#### RECORD EXCERPTS

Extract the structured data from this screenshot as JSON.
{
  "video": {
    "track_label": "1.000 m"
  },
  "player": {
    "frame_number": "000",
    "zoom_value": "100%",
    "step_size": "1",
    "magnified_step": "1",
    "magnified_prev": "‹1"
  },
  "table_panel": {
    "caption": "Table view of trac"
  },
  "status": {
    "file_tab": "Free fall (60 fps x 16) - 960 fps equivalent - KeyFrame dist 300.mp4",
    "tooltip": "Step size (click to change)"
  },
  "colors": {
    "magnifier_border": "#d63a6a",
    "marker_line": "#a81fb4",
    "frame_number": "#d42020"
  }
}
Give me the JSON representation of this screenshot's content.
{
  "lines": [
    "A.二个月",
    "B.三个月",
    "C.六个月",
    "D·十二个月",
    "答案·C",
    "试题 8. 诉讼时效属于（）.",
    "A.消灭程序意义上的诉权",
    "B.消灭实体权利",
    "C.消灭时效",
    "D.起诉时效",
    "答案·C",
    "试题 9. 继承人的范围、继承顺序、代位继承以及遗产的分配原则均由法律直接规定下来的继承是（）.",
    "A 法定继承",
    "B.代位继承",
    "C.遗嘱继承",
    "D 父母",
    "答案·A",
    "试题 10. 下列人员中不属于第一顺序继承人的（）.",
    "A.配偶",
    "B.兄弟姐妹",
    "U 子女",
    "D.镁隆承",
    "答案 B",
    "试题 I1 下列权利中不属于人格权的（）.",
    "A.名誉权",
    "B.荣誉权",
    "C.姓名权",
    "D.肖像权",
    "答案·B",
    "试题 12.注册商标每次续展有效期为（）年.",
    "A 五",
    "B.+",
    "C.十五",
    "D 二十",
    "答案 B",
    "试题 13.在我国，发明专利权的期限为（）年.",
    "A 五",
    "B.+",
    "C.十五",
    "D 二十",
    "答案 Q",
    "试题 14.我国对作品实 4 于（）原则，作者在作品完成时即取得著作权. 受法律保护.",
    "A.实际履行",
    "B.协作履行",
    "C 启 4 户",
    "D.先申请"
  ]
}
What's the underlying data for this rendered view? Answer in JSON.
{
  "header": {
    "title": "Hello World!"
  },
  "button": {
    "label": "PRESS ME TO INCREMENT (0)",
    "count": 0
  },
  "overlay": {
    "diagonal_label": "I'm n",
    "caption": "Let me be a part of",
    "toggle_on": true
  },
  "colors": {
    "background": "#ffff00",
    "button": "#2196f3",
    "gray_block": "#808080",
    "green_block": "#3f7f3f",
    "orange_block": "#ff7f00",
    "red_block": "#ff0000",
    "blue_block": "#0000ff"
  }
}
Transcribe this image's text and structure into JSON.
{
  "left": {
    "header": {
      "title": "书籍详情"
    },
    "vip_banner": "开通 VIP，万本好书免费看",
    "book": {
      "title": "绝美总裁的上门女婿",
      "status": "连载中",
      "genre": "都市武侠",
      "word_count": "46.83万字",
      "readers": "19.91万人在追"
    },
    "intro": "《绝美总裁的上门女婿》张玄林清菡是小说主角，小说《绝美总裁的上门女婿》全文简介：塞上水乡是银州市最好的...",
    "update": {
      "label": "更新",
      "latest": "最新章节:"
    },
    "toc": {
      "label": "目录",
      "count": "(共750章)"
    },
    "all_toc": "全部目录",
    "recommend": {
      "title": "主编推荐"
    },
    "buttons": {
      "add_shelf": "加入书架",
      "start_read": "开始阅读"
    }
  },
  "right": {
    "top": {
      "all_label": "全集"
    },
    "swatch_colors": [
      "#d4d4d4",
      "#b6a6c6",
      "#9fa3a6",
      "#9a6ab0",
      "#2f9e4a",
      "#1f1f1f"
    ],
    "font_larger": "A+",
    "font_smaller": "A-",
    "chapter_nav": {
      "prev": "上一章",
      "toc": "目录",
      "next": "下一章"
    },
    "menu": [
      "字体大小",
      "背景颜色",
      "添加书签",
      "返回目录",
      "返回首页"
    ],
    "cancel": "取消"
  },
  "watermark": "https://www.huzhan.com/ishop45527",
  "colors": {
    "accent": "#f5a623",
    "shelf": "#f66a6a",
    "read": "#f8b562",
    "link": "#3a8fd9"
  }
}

#### REQUIREMENTS
Return all of the data word for word.

#### ANSWER TO THIS EXERCISE
Extract the structured data from this screenshot as JSON.
{
  "video": {
    "track_label": "1.000 m"
  },
  "player": {
    "frame_number": "000",
    "zoom_value": "100%",
    "step_size": "1",
    "magnified_step": "1",
    "magnified_prev": "‹1"
  },
  "table_panel": {
    "caption": "Table view of trac"
  },
  "status": {
    "file_tab": "Free fall (60 fps x 16) - 960 fps equivalent - KeyFrame dist 300.mp4",
    "tooltip": "Step size (click to change)"
  },
  "colors": {
    "magnifier_border": "#d63a6a",
    "marker_line": "#a81fb4",
    "frame_number": "#d42020"
  }
}
Give me the JSON representation of this screenshot's content.
{
  "lines": [
    "A.二个月",
    "B.三个月",
    "C.六个月",
    "D·十二个月",
    "答案·C",
    "试题 8. 诉讼时效属于（）.",
    "A.消灭程序意义上的诉权",
    "B.消灭实体权利",
    "C.消灭时效",
    "D.起诉时效",
    "答案·C",
    "试题 9. 继承人的范围、继承顺序、代位继承以及遗产的分配原则均由法律直接规定下来的继承是（）.",
    "A 法定继承",
    "B.代位继承",
    "C.遗嘱继承",
    "D 父母",
    "答案·A",
    "试题 10. 下列人员中不属于第一顺序继承人的（）.",
    "A.配偶",
    "B.兄弟姐妹",
    "U 子女",
    "D.镁隆承",
    "答案 B",
    "试题 I1 下列权利中不属于人格权的（）.",
    "A.名誉权",
    "B.荣誉权",
    "C.姓名权",
    "D.肖像权",
    "答案·B",
    "试题 12.注册商标每次续展有效期为（）年.",
    "A 五",
    "B.+",
    "C.十五",
    "D 二十",
    "答案 B",
    "试题 13.在我国，发明专利权的期限为（）年.",
    "A 五",
    "B.+",
    "C.十五",
    "D 二十",
    "答案 Q",
    "试题 14.我国对作品实 4 于（）原则，作者在作品完成时即取得著作权. 受法律保护.",
    "A.实际履行",
    "B.协作履行",
    "C 启 4 户",
    "D.先申请"
  ]
}
What's the underlying data for this rendered view? Answer in JSON.
{
  "header": {
    "title": "Hello World!"
  },
  "button": {
    "label": "PRESS ME TO INCREMENT (0)",
    "count": 0
  },
  "overlay": {
    "diagonal_label": "I'm n",
    "caption": "Let me be a part of",
    "toggle_on": true
  },
  "colors": {
    "background": "#ffff00",
    "button": "#2196f3",
    "gray_block": "#808080",
    "green_block": "#3f7f3f",
    "orange_block": "#ff7f00",
    "red_block": "#ff0000",
    "blue_block": "#0000ff"
  }
}
Transcribe this image's text and structure into JSON.
{
  "left": {
    "header": {
      "title": "书籍详情"
    },
    "vip_banner": "开通 VIP，万本好书免费看",
    "book": {
      "title": "绝美总裁的上门女婿",
      "status": "连载中",
      "genre": "都市武侠",
      "word_count": "46.83万字",
      "readers": "19.91万人在追"
    },
    "intro": "《绝美总裁的上门女婿》张玄林清菡是小说主角，小说《绝美总裁的上门女婿》全文简介：塞上水乡是银州市最好的...",
    "update": {
      "label": "更新",
      "latest": "最新章节:"
    },
    "toc": {
      "label": "目录",
      "count": "(共750章)"
    },
    "all_toc": "全部目录",
    "recommend": {
      "title": "主编推荐"
    },
    "buttons": {
      "add_shelf": "加入书架",
      "start_read": "开始阅读"
    }
  },
  "right": {
    "top": {
      "all_label": "全集"
    },
    "swatch_colors": [
      "#d4d4d4",
      "#b6a6c6",
      "#9fa3a6",
      "#9a6ab0",
      "#2f9e4a",
      "#1f1f1f"
    ],
    "font_larger": "A+",
    "font_smaller": "A-",
    "chapter_nav": {
      "prev": "上一章",
      "toc": "目录",
      "next": "下一章"
    },
    "menu": [
      "字体大小",
      "背景颜色",
      "添加书签",
      "返回目录",
      "返回首页"
    ],
    "cancel": "取消"
  },
  "watermark": "https://www.huzhan.com/ishop45527",
  "colors": {
    "accent": "#f5a623",
    "shelf": "#f66a6a",
    "read": "#f8b562",
    "link": "#3a8fd9"
  }
}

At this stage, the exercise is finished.